What to do — Scan the records for the string "Local"; copy each line where it occurs.

Extracted material —
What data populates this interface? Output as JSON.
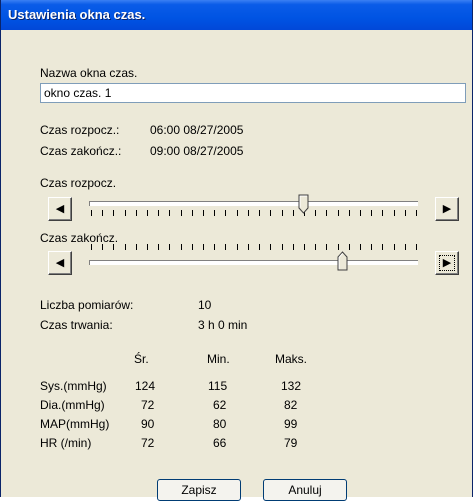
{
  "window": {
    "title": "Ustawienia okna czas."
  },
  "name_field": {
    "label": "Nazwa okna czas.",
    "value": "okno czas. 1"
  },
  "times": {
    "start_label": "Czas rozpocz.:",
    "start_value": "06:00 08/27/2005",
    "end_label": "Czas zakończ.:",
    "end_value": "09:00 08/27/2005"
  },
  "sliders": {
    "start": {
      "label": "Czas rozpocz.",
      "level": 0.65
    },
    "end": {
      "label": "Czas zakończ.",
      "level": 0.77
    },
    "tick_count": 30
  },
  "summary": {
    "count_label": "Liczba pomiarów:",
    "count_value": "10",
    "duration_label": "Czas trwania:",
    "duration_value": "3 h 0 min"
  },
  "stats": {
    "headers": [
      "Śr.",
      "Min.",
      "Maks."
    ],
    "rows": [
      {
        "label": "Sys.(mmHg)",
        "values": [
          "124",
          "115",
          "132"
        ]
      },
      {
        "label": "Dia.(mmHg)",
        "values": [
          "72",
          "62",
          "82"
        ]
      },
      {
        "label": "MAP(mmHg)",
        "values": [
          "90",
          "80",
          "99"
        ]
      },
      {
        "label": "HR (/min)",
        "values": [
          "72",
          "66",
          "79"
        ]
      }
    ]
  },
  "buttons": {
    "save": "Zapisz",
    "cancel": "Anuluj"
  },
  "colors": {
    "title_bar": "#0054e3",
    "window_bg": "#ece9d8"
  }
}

--

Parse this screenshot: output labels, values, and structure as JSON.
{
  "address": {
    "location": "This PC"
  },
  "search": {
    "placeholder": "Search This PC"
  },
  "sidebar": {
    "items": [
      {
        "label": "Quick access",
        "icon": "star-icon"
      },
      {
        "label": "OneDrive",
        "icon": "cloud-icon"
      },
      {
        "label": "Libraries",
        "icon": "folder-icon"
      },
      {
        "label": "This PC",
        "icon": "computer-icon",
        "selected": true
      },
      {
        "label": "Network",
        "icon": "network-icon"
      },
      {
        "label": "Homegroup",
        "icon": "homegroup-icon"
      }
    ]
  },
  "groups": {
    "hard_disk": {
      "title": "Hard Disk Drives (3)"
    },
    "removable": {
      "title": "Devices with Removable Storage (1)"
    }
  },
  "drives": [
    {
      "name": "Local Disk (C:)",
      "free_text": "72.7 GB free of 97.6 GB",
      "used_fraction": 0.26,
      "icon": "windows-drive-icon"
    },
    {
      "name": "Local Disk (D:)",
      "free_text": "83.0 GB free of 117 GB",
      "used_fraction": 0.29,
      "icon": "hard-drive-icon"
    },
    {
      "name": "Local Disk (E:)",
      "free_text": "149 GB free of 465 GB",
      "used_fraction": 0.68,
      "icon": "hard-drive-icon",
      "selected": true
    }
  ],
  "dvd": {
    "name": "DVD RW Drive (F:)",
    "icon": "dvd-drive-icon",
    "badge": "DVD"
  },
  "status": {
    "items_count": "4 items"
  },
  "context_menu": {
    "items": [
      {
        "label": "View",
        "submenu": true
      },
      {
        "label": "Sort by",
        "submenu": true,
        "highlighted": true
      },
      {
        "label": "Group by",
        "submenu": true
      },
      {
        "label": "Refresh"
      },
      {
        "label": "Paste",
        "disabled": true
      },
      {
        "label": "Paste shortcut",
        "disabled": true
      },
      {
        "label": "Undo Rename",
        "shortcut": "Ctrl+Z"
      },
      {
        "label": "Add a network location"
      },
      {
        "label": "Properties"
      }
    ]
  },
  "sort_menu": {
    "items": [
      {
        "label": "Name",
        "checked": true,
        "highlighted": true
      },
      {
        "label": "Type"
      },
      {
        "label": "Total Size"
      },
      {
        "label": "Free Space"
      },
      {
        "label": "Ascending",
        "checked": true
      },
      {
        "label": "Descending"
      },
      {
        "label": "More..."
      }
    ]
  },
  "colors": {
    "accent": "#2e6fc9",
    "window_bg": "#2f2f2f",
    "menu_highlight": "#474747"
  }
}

---

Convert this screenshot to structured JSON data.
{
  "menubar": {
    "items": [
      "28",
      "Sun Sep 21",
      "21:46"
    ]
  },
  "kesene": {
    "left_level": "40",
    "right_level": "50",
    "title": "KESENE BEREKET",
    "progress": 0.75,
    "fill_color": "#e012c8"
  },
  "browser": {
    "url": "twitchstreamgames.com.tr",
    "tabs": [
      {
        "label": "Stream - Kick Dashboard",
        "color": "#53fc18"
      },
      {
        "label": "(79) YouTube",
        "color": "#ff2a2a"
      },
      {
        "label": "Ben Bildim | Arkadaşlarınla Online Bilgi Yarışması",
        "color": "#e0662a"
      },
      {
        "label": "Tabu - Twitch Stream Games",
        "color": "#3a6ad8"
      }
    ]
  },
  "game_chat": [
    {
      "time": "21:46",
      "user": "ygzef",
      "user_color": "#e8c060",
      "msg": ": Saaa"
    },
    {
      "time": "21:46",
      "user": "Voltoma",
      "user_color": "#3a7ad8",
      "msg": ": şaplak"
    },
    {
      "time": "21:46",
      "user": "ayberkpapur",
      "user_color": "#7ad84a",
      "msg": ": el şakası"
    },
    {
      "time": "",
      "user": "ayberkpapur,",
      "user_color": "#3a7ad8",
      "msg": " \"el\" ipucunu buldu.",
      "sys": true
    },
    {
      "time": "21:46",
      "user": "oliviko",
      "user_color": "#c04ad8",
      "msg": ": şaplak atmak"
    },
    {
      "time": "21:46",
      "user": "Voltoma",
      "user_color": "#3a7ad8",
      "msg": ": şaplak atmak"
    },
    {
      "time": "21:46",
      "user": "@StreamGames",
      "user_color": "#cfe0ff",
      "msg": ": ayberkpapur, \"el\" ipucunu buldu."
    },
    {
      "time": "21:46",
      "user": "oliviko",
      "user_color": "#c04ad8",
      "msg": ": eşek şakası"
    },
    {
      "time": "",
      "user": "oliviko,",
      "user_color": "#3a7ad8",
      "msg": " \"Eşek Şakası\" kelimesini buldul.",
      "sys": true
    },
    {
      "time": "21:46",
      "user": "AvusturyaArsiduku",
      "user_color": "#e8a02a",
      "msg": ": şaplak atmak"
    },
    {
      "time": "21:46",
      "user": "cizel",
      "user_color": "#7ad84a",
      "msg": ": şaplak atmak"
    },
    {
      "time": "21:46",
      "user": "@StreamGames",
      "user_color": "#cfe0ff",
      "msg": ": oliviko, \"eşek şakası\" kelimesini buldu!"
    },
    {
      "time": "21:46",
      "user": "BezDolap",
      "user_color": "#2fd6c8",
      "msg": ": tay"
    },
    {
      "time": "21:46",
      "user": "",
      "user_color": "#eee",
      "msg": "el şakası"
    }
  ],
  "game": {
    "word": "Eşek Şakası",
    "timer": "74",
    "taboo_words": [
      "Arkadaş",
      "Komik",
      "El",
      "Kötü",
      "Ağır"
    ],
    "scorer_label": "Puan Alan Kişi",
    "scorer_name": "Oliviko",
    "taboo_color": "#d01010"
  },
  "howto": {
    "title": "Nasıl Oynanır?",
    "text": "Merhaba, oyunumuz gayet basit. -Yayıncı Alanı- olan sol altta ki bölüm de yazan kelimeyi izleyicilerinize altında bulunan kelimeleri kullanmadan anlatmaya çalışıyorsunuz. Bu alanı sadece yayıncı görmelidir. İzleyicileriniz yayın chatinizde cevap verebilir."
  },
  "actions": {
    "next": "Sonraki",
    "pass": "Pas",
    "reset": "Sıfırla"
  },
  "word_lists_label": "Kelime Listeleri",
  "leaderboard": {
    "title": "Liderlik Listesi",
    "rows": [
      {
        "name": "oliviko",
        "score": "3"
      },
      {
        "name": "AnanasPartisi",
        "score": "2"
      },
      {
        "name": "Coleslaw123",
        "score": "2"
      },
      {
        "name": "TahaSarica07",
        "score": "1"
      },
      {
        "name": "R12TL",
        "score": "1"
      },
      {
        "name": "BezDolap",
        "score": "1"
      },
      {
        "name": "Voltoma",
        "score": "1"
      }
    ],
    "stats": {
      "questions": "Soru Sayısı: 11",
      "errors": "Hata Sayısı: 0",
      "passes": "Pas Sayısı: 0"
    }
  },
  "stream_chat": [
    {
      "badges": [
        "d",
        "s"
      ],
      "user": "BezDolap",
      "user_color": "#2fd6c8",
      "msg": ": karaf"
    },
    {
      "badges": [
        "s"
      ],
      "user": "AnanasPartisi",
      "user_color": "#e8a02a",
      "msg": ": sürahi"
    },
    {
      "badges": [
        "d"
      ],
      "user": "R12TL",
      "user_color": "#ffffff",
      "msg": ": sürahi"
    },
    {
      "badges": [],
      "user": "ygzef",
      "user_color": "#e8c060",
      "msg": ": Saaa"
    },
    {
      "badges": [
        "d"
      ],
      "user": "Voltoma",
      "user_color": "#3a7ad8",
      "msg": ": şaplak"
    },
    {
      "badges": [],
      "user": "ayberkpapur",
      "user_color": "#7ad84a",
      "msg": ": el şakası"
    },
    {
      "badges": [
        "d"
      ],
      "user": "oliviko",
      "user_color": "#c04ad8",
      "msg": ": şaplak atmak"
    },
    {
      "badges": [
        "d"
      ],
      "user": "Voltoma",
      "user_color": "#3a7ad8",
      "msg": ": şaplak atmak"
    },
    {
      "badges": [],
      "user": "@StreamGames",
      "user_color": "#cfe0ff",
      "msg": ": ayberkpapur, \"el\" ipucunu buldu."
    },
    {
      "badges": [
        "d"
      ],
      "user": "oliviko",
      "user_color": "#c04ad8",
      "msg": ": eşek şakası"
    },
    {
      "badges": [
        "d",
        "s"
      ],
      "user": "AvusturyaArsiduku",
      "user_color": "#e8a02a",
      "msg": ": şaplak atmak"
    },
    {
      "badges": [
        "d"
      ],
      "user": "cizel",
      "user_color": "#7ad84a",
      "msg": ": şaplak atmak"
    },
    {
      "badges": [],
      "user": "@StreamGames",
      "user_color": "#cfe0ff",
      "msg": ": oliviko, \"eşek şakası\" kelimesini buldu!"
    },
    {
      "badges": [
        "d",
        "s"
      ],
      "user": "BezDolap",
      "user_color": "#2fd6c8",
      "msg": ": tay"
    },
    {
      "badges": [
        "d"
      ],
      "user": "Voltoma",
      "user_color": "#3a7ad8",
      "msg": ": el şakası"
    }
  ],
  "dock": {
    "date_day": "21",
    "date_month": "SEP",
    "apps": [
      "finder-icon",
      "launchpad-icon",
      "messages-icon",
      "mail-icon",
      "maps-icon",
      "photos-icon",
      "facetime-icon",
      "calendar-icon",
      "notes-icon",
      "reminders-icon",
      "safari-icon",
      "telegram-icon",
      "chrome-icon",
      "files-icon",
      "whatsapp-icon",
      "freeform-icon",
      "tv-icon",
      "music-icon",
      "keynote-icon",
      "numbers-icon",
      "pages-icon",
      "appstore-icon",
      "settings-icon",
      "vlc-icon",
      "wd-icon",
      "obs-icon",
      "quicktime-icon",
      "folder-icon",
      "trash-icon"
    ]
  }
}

Full solution —
      "name": "Local Disk (C:)",
      "name": "Local Disk (D:)",
      "name": "Local Disk (E:)",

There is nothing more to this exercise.